(PROVIDED PASSAGE):
This classic seder poem is not merely a reflection on Passover, but a model for true thanks.
Dayenu means “it would have been enough.” And not in a kvetchy/sarcastic way! Dayenu is a sincere expression of gratitude, of the Jewish people’s cup overfloweth.
It’s rare to hear people say, when commenting on a blessing in their lives, “It’s enough.” When it comes to goodness, we are greedy. We want an abundance of happiness, and sometimes think of it as our due.
But immediately after we tell of the exodus from Egypt in the Hagaddah, we break into a 15-stanza song proclaiming how it would have been enough just to be brought out from slavery in Egpyt, to get the Torah, to be gifted Shabbat, etc..
We all sing jubilantly and in unison, Dayenu – It is enough.
The writer Melody Beattie beautifully captures what Dayenu is really saying and what all deep gratitude looks like: “Gratitude unlocks the fullness of life. It turns what we have into enough, and more.”
We don’t realize how lucky we are until we speak our blessings in detail. Dayenu is not merely a reflection on Passover, but a template for true thanks.
What does it mean to have enough? When do you say dayenu in a grateful way in your life?
After every action of God, we stop and sing Dayenu. This alone would be enough for us to be thankful. That gives us pause for gratitude with each one.
If we only had this item we should feel thankful that we have enough and not always want more.

(GIVEN MATERIAL):
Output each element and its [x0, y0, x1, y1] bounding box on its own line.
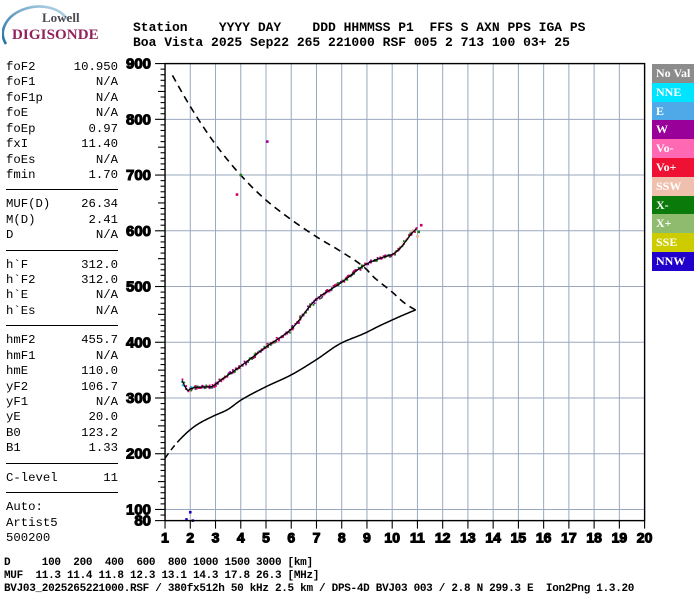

(WORK TO BE COMPLETED): Continue the piece on Dayenu and gratitude from where it stops.

(TASK OUTPUT):
I want to say how truly grateful I am for the BAI community, our clergy and professional leaders. WE are a caring and supportive community.
Conclusion Imagine for a moment a thank-you note where instead of the usual clichés you had a note in the form of Dayenu, outlining several details of appreciation. Had the person done only one it would have been enough.
Now imagine receiving such a note — highly personal, thoughtful and unique. It might be the thank-you note you actually save.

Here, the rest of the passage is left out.